# INSTRUCTIONS TO FOLLOW
Write out the data below in full, unchanged, minus the images.

*** DATASET RECORDS ***

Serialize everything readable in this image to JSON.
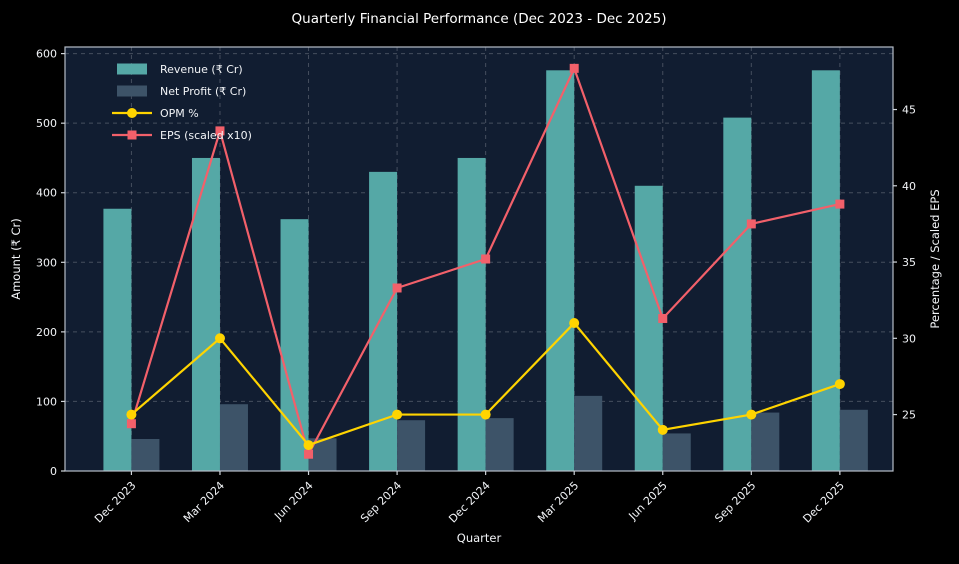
{
  "title": "Quarterly Financial Performance (Dec 2023 - Dec 2025)",
  "chart_data": {
    "type": "bar",
    "subtype": "grouped-bar-plus-line-combo",
    "categories": [
      "Dec 2023",
      "Mar 2024",
      "Jun 2024",
      "Sep 2024",
      "Dec 2024",
      "Mar 2025",
      "Jun 2025",
      "Sep 2025",
      "Dec 2025"
    ],
    "series": [
      {
        "name": "Revenue (₹ Cr)",
        "type": "bar",
        "axis": "left",
        "color": "#55a8a6",
        "values": [
          377,
          450,
          362,
          430,
          450,
          576,
          410,
          508,
          576
        ]
      },
      {
        "name": "Net Profit (₹ Cr)",
        "type": "bar",
        "axis": "left",
        "color": "#3d5368",
        "values": [
          46,
          96,
          47,
          73,
          76,
          108,
          54,
          84,
          88
        ]
      },
      {
        "name": "OPM %",
        "type": "line",
        "axis": "right",
        "color": "#ffd400",
        "marker": "circle",
        "values": [
          25,
          30,
          23,
          25,
          25,
          31,
          24,
          25,
          27
        ]
      },
      {
        "name": "EPS (scaled x10)",
        "type": "line",
        "axis": "right",
        "color": "#f2606a",
        "marker": "square",
        "values": [
          24.4,
          43.6,
          22.4,
          33.3,
          35.2,
          47.7,
          31.3,
          37.5,
          38.8
        ]
      }
    ],
    "xlabel": "Quarter",
    "ylabel_left": "Amount (₹ Cr)",
    "ylabel_right": "Percentage / Scaled EPS",
    "yticks_left": [
      0,
      100,
      200,
      300,
      400,
      500,
      600
    ],
    "yticks_right": [
      25,
      30,
      35,
      40,
      45
    ],
    "ylim_left": [
      0,
      609.5
    ],
    "ylim_right": [
      21.3,
      49.1
    ],
    "grid": true,
    "legend_position": "upper left",
    "x_tick_rotation": 45
  },
  "colors": {
    "figure_background": "#000000",
    "plot_background": "#111d31",
    "grid": "rgba(255,255,255,0.22)",
    "spine": "#b7bec8",
    "tick": "#cfd4da",
    "text": "#f2f4f7",
    "title_text": "#ffffff"
  }
}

***

# WRITTEN RESPONSE
Serialize everything readable in this image to JSON.
{
  "title": "Quarterly Financial Performance (Dec 2023 - Dec 2025)",
  "chart_data": {
    "type": "bar",
    "subtype": "grouped-bar-plus-line-combo",
    "categories": [
      "Dec 2023",
      "Mar 2024",
      "Jun 2024",
      "Sep 2024",
      "Dec 2024",
      "Mar 2025",
      "Jun 2025",
      "Sep 2025",
      "Dec 2025"
    ],
    "series": [
      {
        "name": "Revenue (₹ Cr)",
        "type": "bar",
        "axis": "left",
        "color": "#55a8a6",
        "values": [
          377,
          450,
          362,
          430,
          450,
          576,
          410,
          508,
          576
        ]
      },
      {
        "name": "Net Profit (₹ Cr)",
        "type": "bar",
        "axis": "left",
        "color": "#3d5368",
        "values": [
          46,
          96,
          47,
          73,
          76,
          108,
          54,
          84,
          88
        ]
      },
      {
        "name": "OPM %",
        "type": "line",
        "axis": "right",
        "color": "#ffd400",
        "marker": "circle",
        "values": [
          25,
          30,
          23,
          25,
          25,
          31,
          24,
          25,
          27
        ]
      },
      {
        "name": "EPS (scaled x10)",
        "type": "line",
        "axis": "right",
        "color": "#f2606a",
        "marker": "square",
        "values": [
          24.4,
          43.6,
          22.4,
          33.3,
          35.2,
          47.7,
          31.3,
          37.5,
          38.8
        ]
      }
    ],
    "xlabel": "Quarter",
    "ylabel_left": "Amount (₹ Cr)",
    "ylabel_right": "Percentage / Scaled EPS",
    "yticks_left": [
      0,
      100,
      200,
      300,
      400,
      500,
      600
    ],
    "yticks_right": [
      25,
      30,
      35,
      40,
      45
    ],
    "ylim_left": [
      0,
      609.5
    ],
    "ylim_right": [
      21.3,
      49.1
    ],
    "grid": true,
    "legend_position": "upper left",
    "x_tick_rotation": 45
  },
  "colors": {
    "figure_background": "#000000",
    "plot_background": "#111d31",
    "grid": "rgba(255,255,255,0.22)",
    "spine": "#b7bec8",
    "tick": "#cfd4da",
    "text": "#f2f4f7",
    "title_text": "#ffffff"
  }
}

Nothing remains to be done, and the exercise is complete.